Records from a collection
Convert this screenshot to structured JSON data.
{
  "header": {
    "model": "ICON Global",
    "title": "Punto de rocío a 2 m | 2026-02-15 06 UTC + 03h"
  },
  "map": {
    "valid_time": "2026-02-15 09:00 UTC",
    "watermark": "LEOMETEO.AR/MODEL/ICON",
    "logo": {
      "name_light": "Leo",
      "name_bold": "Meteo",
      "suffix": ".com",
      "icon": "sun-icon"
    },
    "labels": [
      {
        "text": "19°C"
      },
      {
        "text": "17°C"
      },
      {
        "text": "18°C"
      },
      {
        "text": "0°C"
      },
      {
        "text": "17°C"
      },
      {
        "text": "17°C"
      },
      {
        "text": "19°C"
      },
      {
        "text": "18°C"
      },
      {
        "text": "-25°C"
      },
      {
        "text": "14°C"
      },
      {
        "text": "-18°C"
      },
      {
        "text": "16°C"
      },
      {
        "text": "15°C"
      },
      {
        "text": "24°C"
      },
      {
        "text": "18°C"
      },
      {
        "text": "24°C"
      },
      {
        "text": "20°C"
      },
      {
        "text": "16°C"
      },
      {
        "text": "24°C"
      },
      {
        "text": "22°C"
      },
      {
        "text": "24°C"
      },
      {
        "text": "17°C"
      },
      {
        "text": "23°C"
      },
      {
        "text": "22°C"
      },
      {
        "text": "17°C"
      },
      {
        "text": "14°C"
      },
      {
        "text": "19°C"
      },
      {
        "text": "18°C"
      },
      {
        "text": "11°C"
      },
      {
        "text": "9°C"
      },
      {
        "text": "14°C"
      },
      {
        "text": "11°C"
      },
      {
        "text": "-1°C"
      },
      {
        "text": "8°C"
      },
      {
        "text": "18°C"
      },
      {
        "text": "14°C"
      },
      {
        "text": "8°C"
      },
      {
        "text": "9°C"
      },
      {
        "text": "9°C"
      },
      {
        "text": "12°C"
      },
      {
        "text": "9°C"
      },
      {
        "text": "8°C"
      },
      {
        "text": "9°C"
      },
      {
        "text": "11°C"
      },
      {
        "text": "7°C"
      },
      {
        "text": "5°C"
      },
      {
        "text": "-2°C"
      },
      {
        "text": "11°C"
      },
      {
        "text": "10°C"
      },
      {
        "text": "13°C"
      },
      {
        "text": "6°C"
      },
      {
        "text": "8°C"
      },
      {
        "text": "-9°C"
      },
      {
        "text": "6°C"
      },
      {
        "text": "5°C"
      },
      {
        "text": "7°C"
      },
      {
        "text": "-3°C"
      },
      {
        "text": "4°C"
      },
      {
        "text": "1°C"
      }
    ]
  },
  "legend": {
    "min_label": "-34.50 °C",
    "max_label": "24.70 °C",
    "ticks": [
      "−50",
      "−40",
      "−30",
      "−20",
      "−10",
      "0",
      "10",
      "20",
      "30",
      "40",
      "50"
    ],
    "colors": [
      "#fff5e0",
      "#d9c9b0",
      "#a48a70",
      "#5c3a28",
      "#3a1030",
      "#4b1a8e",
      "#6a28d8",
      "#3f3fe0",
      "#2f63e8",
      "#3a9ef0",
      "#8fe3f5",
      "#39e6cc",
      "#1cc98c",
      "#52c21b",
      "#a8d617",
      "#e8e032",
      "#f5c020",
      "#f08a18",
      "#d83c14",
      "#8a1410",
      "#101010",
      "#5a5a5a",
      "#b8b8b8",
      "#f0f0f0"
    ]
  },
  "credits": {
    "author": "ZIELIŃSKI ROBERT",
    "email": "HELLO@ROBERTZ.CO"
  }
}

TASK DESCRIPTION:
In this exercise, repeat all entries exactly.

TASK ANSWER:
Convert this screenshot to structured JSON data.
{
  "header": {
    "model": "ICON Global",
    "title": "Punto de rocío a 2 m | 2026-02-15 06 UTC + 03h"
  },
  "map": {
    "valid_time": "2026-02-15 09:00 UTC",
    "watermark": "LEOMETEO.AR/MODEL/ICON",
    "logo": {
      "name_light": "Leo",
      "name_bold": "Meteo",
      "suffix": ".com",
      "icon": "sun-icon"
    },
    "labels": [
      {
        "text": "19°C"
      },
      {
        "text": "17°C"
      },
      {
        "text": "18°C"
      },
      {
        "text": "0°C"
      },
      {
        "text": "17°C"
      },
      {
        "text": "17°C"
      },
      {
        "text": "19°C"
      },
      {
        "text": "18°C"
      },
      {
        "text": "-25°C"
      },
      {
        "text": "14°C"
      },
      {
        "text": "-18°C"
      },
      {
        "text": "16°C"
      },
      {
        "text": "15°C"
      },
      {
        "text": "24°C"
      },
      {
        "text": "18°C"
      },
      {
        "text": "24°C"
      },
      {
        "text": "20°C"
      },
      {
        "text": "16°C"
      },
      {
        "text": "24°C"
      },
      {
        "text": "22°C"
      },
      {
        "text": "24°C"
      },
      {
        "text": "17°C"
      },
      {
        "text": "23°C"
      },
      {
        "text": "22°C"
      },
      {
        "text": "17°C"
      },
      {
        "text": "14°C"
      },
      {
        "text": "19°C"
      },
      {
        "text": "18°C"
      },
      {
        "text": "11°C"
      },
      {
        "text": "9°C"
      },
      {
        "text": "14°C"
      },
      {
        "text": "11°C"
      },
      {
        "text": "-1°C"
      },
      {
        "text": "8°C"
      },
      {
        "text": "18°C"
      },
      {
        "text": "14°C"
      },
      {
        "text": "8°C"
      },
      {
        "text": "9°C"
      },
      {
        "text": "9°C"
      },
      {
        "text": "12°C"
      },
      {
        "text": "9°C"
      },
      {
        "text": "8°C"
      },
      {
        "text": "9°C"
      },
      {
        "text": "11°C"
      },
      {
        "text": "7°C"
      },
      {
        "text": "5°C"
      },
      {
        "text": "-2°C"
      },
      {
        "text": "11°C"
      },
      {
        "text": "10°C"
      },
      {
        "text": "13°C"
      },
      {
        "text": "6°C"
      },
      {
        "text": "8°C"
      },
      {
        "text": "-9°C"
      },
      {
        "text": "6°C"
      },
      {
        "text": "5°C"
      },
      {
        "text": "7°C"
      },
      {
        "text": "-3°C"
      },
      {
        "text": "4°C"
      },
      {
        "text": "1°C"
      }
    ]
  },
  "legend": {
    "min_label": "-34.50 °C",
    "max_label": "24.70 °C",
    "ticks": [
      "−50",
      "−40",
      "−30",
      "−20",
      "−10",
      "0",
      "10",
      "20",
      "30",
      "40",
      "50"
    ],
    "colors": [
      "#fff5e0",
      "#d9c9b0",
      "#a48a70",
      "#5c3a28",
      "#3a1030",
      "#4b1a8e",
      "#6a28d8",
      "#3f3fe0",
      "#2f63e8",
      "#3a9ef0",
      "#8fe3f5",
      "#39e6cc",
      "#1cc98c",
      "#52c21b",
      "#a8d617",
      "#e8e032",
      "#f5c020",
      "#f08a18",
      "#d83c14",
      "#8a1410",
      "#101010",
      "#5a5a5a",
      "#b8b8b8",
      "#f0f0f0"
    ]
  },
  "credits": {
    "author": "ZIELIŃSKI ROBERT",
    "email": "HELLO@ROBERTZ.CO"
  }
}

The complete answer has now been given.